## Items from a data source
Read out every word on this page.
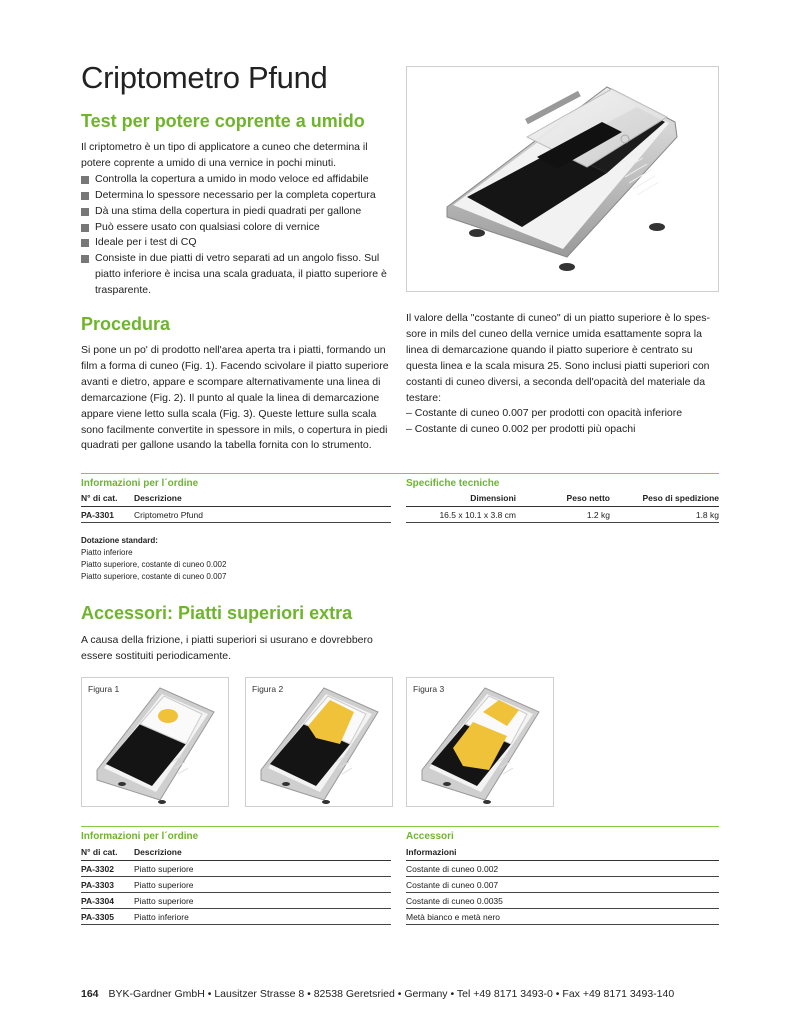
Criptometro Pfund
Test per potere coprente a umido

Il criptometro è un tipo di applicatore a cuneo che determina il potere coprente a umido di una vernice in pochi minuti.

Controlla la copertura a umido in modo veloce ed affidabile
Determina lo spessore necessario per la completa copertura
Dà una stima della copertura in piedi quadrati per gallone
Può essere usato con qualsiasi colore di vernice
Ideale per i test di CQ
Consiste in due piatti di vetro separati ad un angolo fisso. Sul piatto inferiore è incisa una scala graduata, il piatto superiore è trasparente.
Procedura

Si pone un po' di prodotto nell'area aperta tra i piatti, formando un film a forma di cuneo (Fig. 1). Facendo scivolare il piatto superiore avanti e dietro, appare e scompare alternativamente una linea di demarcazione (Fig. 2). Il punto al quale la linea di demarcazione appare viene letto sulla scala (Fig. 3). Queste letture sulla scala sono facilmente convertite in spessore in mils, o copertura in piedi quadrati per gallone usando la tabella fornita con lo strumento.

Il valore della "costante di cuneo" di un piatto superiore è lo spessore in mils del cuneo della vernice umida esattamente sopra la linea di demarcazione quando il piatto superiore è centrato su questa linea e la scala misura 25. Sono inclusi piatti superiori con costanti di cuneo diversi, a seconda dell'opacità del materiale da testare:

– Costante di cuneo 0.007 per prodotti con opacità inferiore

– Costante di cuneo 0.002 per prodotti più opachi

Informazioni per l´ordine	Specifiche tecniche
N° di cat.	Descrizione
PA-3301	Criptometro Pfund
Dimensioni	Peso netto	Peso di spedizione
16.5 x 10.1 x 3.8 cm	1.2 kg	1.8 kg
Dotazione standard:
Piatto inferiore
Piatto superiore, costante di cuneo 0.002
Piatto superiore, costante di cuneo 0.007
Accessori: Piatti superiori extra

A causa della frizione, i piatti superiori si usurano e dovrebbero essere sostituiti periodicamente.

Figura 1	Figura 2	Figura 3
Informazioni per l´ordine	Accessori
N° di cat.	Descrizione
PA-3302	Piatto superiore
PA-3303	Piatto superiore
PA-3304	Piatto superiore
PA-3305	Piatto inferiore
Informazioni
Costante di cuneo 0.002
Costante di cuneo 0.007
Costante di cuneo 0.0035
Metà bianco e metà nero
164 BYK-Gardner GmbH • Lausitzer Strasse 8 • 82538 Geretsried • Germany • Tel +49 8171 3493-0 • Fax +49 8171 3493-140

## INSTRUCTION
Transcribe the whole listing, character for character, but not its images.

## EXPECTED ANSWER
Read out every word on this page.
Criptometro Pfund
Test per potere coprente a umido

Il criptometro è un tipo di applicatore a cuneo che determina il potere coprente a umido di una vernice in pochi minuti.

Controlla la copertura a umido in modo veloce ed affidabile
Determina lo spessore necessario per la completa copertura
Dà una stima della copertura in piedi quadrati per gallone
Può essere usato con qualsiasi colore di vernice
Ideale per i test di CQ
Consiste in due piatti di vetro separati ad un angolo fisso. Sul piatto inferiore è incisa una scala graduata, il piatto superiore è trasparente.
Procedura

Si pone un po' di prodotto nell'area aperta tra i piatti, formando un film a forma di cuneo (Fig. 1). Facendo scivolare il piatto superiore avanti e dietro, appare e scompare alternativamente una linea di demarcazione (Fig. 2). Il punto al quale la linea di demarcazione appare viene letto sulla scala (Fig. 3). Queste letture sulla scala sono facilmente convertite in spessore in mils, o copertura in piedi quadrati per gallone usando la tabella fornita con lo strumento.

Il valore della "costante di cuneo" di un piatto superiore è lo spessore in mils del cuneo della vernice umida esattamente sopra la linea di demarcazione quando il piatto superiore è centrato su questa linea e la scala misura 25. Sono inclusi piatti superiori con costanti di cuneo diversi, a seconda dell'opacità del materiale da testare:

– Costante di cuneo 0.007 per prodotti con opacità inferiore

– Costante di cuneo 0.002 per prodotti più opachi

Informazioni per l´ordine	Specifiche tecniche
N° di cat.	Descrizione
PA-3301	Criptometro Pfund
Dimensioni	Peso netto	Peso di spedizione
16.5 x 10.1 x 3.8 cm	1.2 kg	1.8 kg
Dotazione standard:
Piatto inferiore
Piatto superiore, costante di cuneo 0.002
Piatto superiore, costante di cuneo 0.007
Accessori: Piatti superiori extra

A causa della frizione, i piatti superiori si usurano e dovrebbero essere sostituiti periodicamente.

Figura 1	Figura 2	Figura 3
Informazioni per l´ordine	Accessori
N° di cat.	Descrizione
PA-3302	Piatto superiore
PA-3303	Piatto superiore
PA-3304	Piatto superiore
PA-3305	Piatto inferiore
Informazioni
Costante di cuneo 0.002
Costante di cuneo 0.007
Costante di cuneo 0.0035
Metà bianco e metà nero
164 BYK-Gardner GmbH • Lausitzer Strasse 8 • 82538 Geretsried • Germany • Tel +49 8171 3493-0 • Fax +49 8171 3493-140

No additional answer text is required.